*GIVEN INSTRUCTION*: Scan the data for "Storage" and copy the lines it appears in.

*EXERCISE MATERIALS*:
• • • •
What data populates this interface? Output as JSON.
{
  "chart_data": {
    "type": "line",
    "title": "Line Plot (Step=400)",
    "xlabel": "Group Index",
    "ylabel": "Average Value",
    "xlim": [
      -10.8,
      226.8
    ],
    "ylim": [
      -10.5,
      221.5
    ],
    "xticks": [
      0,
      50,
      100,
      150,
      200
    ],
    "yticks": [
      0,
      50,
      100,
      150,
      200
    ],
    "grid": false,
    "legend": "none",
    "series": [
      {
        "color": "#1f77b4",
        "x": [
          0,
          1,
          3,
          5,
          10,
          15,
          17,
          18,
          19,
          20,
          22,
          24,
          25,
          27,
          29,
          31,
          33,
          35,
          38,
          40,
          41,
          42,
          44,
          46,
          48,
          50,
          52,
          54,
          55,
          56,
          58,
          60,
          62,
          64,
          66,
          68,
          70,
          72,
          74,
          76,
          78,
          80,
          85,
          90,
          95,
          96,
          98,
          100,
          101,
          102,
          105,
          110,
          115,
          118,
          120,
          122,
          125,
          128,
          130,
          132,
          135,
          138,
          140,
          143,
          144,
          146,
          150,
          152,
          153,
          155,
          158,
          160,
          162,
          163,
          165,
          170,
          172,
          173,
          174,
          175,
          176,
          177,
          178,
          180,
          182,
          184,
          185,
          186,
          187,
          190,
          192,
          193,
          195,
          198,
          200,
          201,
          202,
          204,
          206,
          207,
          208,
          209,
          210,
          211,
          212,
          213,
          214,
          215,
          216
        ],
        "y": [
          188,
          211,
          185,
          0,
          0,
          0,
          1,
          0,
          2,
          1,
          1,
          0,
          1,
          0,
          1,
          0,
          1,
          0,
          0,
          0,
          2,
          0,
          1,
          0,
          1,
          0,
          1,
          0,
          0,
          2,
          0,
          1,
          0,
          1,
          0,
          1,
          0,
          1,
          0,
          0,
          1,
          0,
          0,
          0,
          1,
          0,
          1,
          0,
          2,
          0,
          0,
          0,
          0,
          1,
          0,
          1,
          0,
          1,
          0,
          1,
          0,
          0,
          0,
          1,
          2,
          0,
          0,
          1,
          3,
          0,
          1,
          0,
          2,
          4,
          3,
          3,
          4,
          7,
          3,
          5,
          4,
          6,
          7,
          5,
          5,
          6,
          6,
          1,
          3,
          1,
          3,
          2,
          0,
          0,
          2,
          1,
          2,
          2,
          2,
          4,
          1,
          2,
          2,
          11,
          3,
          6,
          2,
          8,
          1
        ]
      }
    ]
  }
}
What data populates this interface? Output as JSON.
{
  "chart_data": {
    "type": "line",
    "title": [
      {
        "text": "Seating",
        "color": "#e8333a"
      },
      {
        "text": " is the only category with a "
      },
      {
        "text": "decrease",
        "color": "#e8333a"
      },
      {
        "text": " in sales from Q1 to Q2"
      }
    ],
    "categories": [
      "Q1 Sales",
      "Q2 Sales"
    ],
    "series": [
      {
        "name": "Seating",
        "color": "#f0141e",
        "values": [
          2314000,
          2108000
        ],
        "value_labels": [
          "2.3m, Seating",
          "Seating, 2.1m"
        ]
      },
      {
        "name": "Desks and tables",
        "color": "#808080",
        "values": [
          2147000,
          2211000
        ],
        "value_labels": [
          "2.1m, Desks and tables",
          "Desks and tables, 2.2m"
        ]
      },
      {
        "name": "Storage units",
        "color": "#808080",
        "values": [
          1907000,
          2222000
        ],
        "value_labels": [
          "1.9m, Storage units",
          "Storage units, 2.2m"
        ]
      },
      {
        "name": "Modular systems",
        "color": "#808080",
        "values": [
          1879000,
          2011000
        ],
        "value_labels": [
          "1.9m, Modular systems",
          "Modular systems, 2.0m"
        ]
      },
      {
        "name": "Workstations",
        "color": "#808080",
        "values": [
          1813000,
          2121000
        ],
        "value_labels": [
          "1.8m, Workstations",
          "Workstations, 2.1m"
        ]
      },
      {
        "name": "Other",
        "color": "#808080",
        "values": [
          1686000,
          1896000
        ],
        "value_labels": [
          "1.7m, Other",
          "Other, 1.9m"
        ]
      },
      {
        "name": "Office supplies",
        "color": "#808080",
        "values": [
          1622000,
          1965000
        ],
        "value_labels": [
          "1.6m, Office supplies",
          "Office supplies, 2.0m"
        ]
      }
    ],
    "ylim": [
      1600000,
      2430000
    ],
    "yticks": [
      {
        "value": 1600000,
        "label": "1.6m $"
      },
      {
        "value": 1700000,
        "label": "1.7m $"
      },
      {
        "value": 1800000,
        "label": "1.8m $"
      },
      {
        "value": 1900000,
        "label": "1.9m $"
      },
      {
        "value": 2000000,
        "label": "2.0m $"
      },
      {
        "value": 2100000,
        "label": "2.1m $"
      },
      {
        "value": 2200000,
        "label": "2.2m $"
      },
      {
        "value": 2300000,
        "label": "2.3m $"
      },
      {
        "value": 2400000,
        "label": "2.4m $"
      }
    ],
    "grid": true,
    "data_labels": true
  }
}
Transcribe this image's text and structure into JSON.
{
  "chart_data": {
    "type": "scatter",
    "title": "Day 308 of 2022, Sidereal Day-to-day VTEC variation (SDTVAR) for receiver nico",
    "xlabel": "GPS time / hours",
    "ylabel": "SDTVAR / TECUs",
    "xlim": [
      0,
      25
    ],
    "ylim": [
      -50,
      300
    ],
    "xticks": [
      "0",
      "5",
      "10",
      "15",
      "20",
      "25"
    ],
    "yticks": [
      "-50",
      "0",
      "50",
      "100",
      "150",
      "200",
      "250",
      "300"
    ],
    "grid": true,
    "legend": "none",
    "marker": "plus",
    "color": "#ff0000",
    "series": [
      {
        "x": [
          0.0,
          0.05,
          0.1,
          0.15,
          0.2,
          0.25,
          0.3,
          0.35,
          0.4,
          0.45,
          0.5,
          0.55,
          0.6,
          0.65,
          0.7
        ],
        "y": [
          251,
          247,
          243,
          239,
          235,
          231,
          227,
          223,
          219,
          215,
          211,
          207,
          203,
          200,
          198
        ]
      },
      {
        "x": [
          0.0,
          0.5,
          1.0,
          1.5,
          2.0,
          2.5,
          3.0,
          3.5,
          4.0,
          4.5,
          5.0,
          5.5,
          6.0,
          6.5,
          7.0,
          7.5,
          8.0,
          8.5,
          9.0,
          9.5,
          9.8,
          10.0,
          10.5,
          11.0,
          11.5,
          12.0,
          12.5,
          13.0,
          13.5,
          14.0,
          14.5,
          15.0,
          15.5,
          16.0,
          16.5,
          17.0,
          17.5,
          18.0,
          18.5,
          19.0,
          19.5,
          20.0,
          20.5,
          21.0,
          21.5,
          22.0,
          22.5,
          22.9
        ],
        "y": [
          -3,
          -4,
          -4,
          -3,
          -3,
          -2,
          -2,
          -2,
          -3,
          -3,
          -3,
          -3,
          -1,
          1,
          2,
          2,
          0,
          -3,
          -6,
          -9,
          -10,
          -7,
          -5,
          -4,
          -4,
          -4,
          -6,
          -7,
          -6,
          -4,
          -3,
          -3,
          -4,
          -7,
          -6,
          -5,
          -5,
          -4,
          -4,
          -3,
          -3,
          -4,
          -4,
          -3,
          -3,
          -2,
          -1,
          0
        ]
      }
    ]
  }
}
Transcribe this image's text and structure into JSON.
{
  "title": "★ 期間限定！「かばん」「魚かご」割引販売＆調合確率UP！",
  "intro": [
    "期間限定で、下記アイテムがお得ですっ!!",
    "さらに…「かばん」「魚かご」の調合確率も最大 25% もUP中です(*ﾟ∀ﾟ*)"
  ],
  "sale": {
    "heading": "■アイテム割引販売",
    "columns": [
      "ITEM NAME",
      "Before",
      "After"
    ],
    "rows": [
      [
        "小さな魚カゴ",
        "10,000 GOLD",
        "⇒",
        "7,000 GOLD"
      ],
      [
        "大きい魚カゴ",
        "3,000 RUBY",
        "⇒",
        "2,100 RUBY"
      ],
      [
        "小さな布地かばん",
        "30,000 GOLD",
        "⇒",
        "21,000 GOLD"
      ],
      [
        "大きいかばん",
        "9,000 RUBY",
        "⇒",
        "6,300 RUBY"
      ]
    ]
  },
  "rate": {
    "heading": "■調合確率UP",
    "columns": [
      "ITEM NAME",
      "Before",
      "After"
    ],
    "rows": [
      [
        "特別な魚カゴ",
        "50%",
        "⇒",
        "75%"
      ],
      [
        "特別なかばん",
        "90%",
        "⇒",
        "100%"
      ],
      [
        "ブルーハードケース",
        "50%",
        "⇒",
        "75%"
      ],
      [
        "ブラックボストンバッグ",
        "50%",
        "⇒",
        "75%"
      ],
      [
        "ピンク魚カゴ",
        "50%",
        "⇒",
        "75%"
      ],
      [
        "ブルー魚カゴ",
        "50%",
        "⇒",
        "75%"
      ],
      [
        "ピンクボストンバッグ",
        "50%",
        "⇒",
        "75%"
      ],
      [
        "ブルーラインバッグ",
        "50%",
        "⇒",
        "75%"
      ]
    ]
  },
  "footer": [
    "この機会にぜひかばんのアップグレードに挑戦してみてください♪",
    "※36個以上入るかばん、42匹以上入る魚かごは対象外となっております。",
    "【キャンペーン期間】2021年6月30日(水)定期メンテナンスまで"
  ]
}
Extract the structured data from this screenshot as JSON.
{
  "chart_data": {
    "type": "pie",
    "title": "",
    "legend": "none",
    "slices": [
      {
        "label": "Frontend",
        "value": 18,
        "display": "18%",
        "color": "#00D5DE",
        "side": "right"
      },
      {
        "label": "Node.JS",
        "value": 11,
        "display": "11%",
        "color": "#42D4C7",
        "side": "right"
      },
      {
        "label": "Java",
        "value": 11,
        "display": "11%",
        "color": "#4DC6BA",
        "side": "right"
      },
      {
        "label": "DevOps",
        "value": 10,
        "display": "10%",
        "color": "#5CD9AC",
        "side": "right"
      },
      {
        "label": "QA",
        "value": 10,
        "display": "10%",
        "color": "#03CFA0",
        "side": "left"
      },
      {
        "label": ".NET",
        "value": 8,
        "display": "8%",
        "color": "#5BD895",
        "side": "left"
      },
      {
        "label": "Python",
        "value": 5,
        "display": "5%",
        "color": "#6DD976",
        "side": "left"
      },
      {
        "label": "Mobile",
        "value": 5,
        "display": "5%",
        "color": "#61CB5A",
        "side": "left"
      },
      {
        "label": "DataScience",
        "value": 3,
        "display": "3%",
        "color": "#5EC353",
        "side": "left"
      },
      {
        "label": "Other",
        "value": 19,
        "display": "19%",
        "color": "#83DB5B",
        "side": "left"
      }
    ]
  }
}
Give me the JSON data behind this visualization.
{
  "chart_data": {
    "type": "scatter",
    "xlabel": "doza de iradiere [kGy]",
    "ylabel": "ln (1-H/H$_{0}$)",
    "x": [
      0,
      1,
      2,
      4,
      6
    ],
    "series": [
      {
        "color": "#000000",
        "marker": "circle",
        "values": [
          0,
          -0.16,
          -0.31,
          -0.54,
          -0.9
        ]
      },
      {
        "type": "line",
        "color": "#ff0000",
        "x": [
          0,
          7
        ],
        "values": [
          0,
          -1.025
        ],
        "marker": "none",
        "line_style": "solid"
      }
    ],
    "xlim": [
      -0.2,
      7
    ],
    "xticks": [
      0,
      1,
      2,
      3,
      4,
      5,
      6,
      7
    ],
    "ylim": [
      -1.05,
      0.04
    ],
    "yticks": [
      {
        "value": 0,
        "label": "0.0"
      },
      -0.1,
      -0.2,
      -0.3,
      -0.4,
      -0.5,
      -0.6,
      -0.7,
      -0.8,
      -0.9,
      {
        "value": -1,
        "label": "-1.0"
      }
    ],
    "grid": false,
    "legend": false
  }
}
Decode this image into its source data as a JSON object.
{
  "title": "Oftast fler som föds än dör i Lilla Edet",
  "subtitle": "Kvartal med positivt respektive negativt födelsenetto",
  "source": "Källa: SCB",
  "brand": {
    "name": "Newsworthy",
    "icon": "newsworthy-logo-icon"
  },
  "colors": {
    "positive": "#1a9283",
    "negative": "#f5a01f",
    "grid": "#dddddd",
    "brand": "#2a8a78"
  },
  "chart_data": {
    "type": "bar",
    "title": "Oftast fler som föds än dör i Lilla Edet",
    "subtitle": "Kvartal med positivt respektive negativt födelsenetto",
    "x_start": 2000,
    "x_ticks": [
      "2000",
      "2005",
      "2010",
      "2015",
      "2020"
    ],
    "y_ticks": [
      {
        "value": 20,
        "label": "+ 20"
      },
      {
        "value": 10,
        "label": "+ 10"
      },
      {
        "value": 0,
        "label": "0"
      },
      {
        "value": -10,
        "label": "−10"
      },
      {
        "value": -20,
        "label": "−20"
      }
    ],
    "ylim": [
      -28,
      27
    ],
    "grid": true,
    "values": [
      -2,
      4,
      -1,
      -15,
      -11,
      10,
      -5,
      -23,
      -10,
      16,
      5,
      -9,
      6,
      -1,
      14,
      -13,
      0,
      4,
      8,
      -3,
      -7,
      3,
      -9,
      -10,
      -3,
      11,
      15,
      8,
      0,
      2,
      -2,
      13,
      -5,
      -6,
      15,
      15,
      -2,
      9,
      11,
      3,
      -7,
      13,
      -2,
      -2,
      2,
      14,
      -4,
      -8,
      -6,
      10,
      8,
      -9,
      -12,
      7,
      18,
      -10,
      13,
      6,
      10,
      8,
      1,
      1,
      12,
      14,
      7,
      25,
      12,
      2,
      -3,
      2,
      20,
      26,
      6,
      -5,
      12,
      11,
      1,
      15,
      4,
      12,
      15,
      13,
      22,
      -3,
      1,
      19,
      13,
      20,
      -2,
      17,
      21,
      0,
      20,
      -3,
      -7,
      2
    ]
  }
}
• • • •
*EXPECTED ANSWER*:
        "name": "Storage units",
          "1.9m, Storage units",
          "Storage units, 2.2m"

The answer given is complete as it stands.